__Task instructions__:
The records below are to be repeated in full, exactly as they are.

• • •

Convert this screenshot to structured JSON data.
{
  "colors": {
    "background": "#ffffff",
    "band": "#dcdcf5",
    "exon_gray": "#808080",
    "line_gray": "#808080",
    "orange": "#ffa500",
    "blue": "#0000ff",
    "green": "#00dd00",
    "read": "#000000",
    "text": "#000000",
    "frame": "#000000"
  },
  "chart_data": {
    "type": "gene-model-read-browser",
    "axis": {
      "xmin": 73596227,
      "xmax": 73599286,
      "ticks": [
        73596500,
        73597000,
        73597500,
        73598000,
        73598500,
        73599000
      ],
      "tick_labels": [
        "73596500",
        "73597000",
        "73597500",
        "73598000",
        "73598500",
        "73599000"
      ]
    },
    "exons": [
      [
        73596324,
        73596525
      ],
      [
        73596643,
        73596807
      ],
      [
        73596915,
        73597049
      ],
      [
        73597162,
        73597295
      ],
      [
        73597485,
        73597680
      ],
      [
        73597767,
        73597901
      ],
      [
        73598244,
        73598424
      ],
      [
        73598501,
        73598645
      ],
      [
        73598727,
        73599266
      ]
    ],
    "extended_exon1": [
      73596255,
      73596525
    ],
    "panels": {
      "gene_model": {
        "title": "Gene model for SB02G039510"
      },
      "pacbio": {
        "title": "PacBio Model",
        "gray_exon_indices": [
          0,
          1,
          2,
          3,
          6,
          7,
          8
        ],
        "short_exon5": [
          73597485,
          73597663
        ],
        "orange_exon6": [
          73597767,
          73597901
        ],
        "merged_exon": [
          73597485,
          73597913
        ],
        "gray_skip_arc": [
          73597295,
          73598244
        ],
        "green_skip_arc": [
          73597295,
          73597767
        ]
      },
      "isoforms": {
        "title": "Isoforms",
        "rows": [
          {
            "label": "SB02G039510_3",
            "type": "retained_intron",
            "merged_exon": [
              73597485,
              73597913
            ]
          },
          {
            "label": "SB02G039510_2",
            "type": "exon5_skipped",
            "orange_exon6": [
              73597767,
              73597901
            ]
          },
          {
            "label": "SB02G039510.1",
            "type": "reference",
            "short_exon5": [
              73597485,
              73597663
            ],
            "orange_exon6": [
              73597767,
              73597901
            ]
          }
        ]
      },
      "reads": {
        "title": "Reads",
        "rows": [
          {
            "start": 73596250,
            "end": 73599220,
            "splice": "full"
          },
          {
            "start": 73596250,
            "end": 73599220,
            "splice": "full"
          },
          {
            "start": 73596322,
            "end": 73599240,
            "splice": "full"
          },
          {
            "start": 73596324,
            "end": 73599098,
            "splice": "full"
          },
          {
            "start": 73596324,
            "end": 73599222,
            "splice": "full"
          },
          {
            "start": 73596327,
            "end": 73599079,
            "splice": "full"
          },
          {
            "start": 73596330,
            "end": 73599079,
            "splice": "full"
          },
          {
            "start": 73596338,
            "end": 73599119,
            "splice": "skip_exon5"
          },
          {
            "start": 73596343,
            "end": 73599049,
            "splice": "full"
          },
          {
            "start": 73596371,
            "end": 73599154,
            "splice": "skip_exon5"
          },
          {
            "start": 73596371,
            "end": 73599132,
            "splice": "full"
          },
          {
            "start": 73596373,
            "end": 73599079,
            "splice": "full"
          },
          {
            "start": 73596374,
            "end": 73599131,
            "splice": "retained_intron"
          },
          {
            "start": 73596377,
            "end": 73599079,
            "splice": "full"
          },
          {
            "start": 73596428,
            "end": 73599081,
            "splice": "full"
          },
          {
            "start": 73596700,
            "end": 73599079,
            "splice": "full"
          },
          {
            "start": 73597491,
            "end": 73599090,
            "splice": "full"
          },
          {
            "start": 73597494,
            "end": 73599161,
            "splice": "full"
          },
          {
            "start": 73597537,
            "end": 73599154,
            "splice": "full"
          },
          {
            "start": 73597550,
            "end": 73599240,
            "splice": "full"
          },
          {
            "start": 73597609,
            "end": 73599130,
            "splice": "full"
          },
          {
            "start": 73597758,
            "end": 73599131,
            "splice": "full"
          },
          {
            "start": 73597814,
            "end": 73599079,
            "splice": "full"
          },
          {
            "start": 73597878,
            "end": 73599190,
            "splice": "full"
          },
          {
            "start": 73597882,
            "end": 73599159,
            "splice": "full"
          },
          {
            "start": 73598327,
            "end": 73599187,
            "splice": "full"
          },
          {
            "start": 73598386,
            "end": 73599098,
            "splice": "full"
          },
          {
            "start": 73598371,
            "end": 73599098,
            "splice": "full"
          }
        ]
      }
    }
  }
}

• • •

__Problem solution__:
Convert this screenshot to structured JSON data.
{
  "colors": {
    "background": "#ffffff",
    "band": "#dcdcf5",
    "exon_gray": "#808080",
    "line_gray": "#808080",
    "orange": "#ffa500",
    "blue": "#0000ff",
    "green": "#00dd00",
    "read": "#000000",
    "text": "#000000",
    "frame": "#000000"
  },
  "chart_data": {
    "type": "gene-model-read-browser",
    "axis": {
      "xmin": 73596227,
      "xmax": 73599286,
      "ticks": [
        73596500,
        73597000,
        73597500,
        73598000,
        73598500,
        73599000
      ],
      "tick_labels": [
        "73596500",
        "73597000",
        "73597500",
        "73598000",
        "73598500",
        "73599000"
      ]
    },
    "exons": [
      [
        73596324,
        73596525
      ],
      [
        73596643,
        73596807
      ],
      [
        73596915,
        73597049
      ],
      [
        73597162,
        73597295
      ],
      [
        73597485,
        73597680
      ],
      [
        73597767,
        73597901
      ],
      [
        73598244,
        73598424
      ],
      [
        73598501,
        73598645
      ],
      [
        73598727,
        73599266
      ]
    ],
    "extended_exon1": [
      73596255,
      73596525
    ],
    "panels": {
      "gene_model": {
        "title": "Gene model for SB02G039510"
      },
      "pacbio": {
        "title": "PacBio Model",
        "gray_exon_indices": [
          0,
          1,
          2,
          3,
          6,
          7,
          8
        ],
        "short_exon5": [
          73597485,
          73597663
        ],
        "orange_exon6": [
          73597767,
          73597901
        ],
        "merged_exon": [
          73597485,
          73597913
        ],
        "gray_skip_arc": [
          73597295,
          73598244
        ],
        "green_skip_arc": [
          73597295,
          73597767
        ]
      },
      "isoforms": {
        "title": "Isoforms",
        "rows": [
          {
            "label": "SB02G039510_3",
            "type": "retained_intron",
            "merged_exon": [
              73597485,
              73597913
            ]
          },
          {
            "label": "SB02G039510_2",
            "type": "exon5_skipped",
            "orange_exon6": [
              73597767,
              73597901
            ]
          },
          {
            "label": "SB02G039510.1",
            "type": "reference",
            "short_exon5": [
              73597485,
              73597663
            ],
            "orange_exon6": [
              73597767,
              73597901
            ]
          }
        ]
      },
      "reads": {
        "title": "Reads",
        "rows": [
          {
            "start": 73596250,
            "end": 73599220,
            "splice": "full"
          },
          {
            "start": 73596250,
            "end": 73599220,
            "splice": "full"
          },
          {
            "start": 73596322,
            "end": 73599240,
            "splice": "full"
          },
          {
            "start": 73596324,
            "end": 73599098,
            "splice": "full"
          },
          {
            "start": 73596324,
            "end": 73599222,
            "splice": "full"
          },
          {
            "start": 73596327,
            "end": 73599079,
            "splice": "full"
          },
          {
            "start": 73596330,
            "end": 73599079,
            "splice": "full"
          },
          {
            "start": 73596338,
            "end": 73599119,
            "splice": "skip_exon5"
          },
          {
            "start": 73596343,
            "end": 73599049,
            "splice": "full"
          },
          {
            "start": 73596371,
            "end": 73599154,
            "splice": "skip_exon5"
          },
          {
            "start": 73596371,
            "end": 73599132,
            "splice": "full"
          },
          {
            "start": 73596373,
            "end": 73599079,
            "splice": "full"
          },
          {
            "start": 73596374,
            "end": 73599131,
            "splice": "retained_intron"
          },
          {
            "start": 73596377,
            "end": 73599079,
            "splice": "full"
          },
          {
            "start": 73596428,
            "end": 73599081,
            "splice": "full"
          },
          {
            "start": 73596700,
            "end": 73599079,
            "splice": "full"
          },
          {
            "start": 73597491,
            "end": 73599090,
            "splice": "full"
          },
          {
            "start": 73597494,
            "end": 73599161,
            "splice": "full"
          },
          {
            "start": 73597537,
            "end": 73599154,
            "splice": "full"
          },
          {
            "start": 73597550,
            "end": 73599240,
            "splice": "full"
          },
          {
            "start": 73597609,
            "end": 73599130,
            "splice": "full"
          },
          {
            "start": 73597758,
            "end": 73599131,
            "splice": "full"
          },
          {
            "start": 73597814,
            "end": 73599079,
            "splice": "full"
          },
          {
            "start": 73597878,
            "end": 73599190,
            "splice": "full"
          },
          {
            "start": 73597882,
            "end": 73599159,
            "splice": "full"
          },
          {
            "start": 73598327,
            "end": 73599187,
            "splice": "full"
          },
          {
            "start": 73598386,
            "end": 73599098,
            "splice": "full"
          },
          {
            "start": 73598371,
            "end": 73599098,
            "splice": "full"
          }
        ]
      }
    }
  }
}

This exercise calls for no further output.